(Saved entries)

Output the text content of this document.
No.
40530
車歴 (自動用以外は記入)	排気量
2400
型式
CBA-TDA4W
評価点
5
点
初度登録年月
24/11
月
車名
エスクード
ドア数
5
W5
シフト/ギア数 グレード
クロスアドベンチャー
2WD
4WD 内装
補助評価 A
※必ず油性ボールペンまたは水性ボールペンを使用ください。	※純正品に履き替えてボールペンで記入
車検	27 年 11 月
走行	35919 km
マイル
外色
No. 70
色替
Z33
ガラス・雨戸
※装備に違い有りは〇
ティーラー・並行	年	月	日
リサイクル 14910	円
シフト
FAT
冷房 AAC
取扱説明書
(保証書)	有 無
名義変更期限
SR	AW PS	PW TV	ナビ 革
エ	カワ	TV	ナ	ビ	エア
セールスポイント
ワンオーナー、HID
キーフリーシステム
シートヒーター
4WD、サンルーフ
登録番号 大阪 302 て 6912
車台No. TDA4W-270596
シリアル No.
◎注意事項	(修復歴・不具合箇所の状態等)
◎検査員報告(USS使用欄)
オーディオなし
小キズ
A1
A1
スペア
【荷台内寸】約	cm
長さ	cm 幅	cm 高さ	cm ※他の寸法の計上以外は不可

EXERCISE DIRECTIONS:
Take the material above and return all of it exactly.

SOLVED PROBLEM:
Output the text content of this document.
No.
40530
車歴 (自動用以外は記入)	排気量
2400
型式
CBA-TDA4W
評価点
5
点
初度登録年月
24/11
月
車名
エスクード
ドア数
5
W5
シフト/ギア数 グレード
クロスアドベンチャー
2WD
4WD 内装
補助評価 A
※必ず油性ボールペンまたは水性ボールペンを使用ください。	※純正品に履き替えてボールペンで記入
車検	27 年 11 月
走行	35919 km
マイル
外色
No. 70
色替
Z33
ガラス・雨戸
※装備に違い有りは〇
ティーラー・並行	年	月	日
リサイクル 14910	円
シフト
FAT
冷房 AAC
取扱説明書
(保証書)	有 無
名義変更期限
SR	AW PS	PW TV	ナビ 革
エ	カワ	TV	ナ	ビ	エア
セールスポイント
ワンオーナー、HID
キーフリーシステム
シートヒーター
4WD、サンルーフ
登録番号 大阪 302 て 6912
車台No. TDA4W-270596
シリアル No.
◎注意事項	(修復歴・不具合箇所の状態等)
◎検査員報告(USS使用欄)
オーディオなし
小キズ
A1
A1
スペア
【荷台内寸】約	cm
長さ	cm 幅	cm 高さ	cm ※他の寸法の計上以外は不可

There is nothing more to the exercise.